— Task instructions —
Go through the listing beneath this task and return every line that carries the string "我们知道".

Supplied records start

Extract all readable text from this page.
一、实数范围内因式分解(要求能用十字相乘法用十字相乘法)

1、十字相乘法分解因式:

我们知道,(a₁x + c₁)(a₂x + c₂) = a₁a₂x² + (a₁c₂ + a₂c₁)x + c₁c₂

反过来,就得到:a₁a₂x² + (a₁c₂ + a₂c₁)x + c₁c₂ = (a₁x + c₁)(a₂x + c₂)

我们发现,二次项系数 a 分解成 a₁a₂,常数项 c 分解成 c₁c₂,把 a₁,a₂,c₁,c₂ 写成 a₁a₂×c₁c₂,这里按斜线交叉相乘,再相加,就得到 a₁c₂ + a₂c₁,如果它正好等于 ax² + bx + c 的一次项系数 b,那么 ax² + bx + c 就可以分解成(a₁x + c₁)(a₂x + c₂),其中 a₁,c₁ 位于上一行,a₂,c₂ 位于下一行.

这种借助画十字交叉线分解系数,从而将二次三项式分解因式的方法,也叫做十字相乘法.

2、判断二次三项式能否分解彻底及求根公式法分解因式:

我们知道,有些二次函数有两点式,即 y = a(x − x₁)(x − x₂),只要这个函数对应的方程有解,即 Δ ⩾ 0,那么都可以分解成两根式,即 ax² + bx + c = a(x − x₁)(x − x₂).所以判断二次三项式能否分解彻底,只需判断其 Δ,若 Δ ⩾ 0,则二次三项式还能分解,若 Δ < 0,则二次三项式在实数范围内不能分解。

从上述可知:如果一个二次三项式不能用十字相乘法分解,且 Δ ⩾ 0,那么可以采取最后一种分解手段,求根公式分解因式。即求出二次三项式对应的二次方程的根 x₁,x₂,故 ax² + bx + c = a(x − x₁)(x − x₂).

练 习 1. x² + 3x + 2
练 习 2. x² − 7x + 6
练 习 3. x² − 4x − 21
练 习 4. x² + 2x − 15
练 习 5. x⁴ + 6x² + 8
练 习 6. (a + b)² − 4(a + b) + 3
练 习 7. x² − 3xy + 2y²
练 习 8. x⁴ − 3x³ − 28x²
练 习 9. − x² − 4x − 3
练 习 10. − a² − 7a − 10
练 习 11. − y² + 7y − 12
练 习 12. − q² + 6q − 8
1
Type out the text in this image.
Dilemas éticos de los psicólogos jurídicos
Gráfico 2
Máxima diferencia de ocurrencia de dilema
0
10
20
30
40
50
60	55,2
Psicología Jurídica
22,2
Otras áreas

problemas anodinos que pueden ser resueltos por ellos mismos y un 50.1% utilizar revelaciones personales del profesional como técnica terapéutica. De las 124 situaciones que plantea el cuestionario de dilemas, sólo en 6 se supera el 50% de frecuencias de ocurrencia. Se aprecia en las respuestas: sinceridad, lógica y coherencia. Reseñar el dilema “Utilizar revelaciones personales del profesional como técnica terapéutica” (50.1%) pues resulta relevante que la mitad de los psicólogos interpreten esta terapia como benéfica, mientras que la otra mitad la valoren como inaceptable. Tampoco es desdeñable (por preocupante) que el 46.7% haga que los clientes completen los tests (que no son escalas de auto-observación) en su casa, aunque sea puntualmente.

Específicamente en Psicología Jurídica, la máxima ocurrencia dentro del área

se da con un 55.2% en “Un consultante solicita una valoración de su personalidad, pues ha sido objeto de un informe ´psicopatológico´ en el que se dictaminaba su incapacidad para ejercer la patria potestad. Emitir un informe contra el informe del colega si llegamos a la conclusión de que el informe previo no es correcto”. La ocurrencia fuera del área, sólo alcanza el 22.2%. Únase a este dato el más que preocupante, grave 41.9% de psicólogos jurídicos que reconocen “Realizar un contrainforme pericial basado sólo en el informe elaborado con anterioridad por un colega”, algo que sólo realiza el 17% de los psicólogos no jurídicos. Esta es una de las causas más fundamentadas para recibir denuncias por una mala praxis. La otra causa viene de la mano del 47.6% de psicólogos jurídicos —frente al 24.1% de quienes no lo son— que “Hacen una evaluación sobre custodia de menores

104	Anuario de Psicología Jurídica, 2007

Supplied records end

— Exercise response —
我们知道,(a₁x + c₁)(a₂x + c₂) = a₁a₂x² + (a₁c₂ + a₂c₁)x + c₁c₂
我们知道,有些二次函数有两点式,即 y = a(x − x₁)(x − x₂),只要这个函数对应的方程有解,即 Δ ⩾ 0,那么都可以分解成两根式,即 ax² + bx + c = a(x − x₁)(x − x₂).所以判断二次三项式能否分解彻底,只需判断其 Δ,若 Δ ⩾ 0,则二次三项式还能分解,若 Δ < 0,则二次三项式在实数范围内不能分解。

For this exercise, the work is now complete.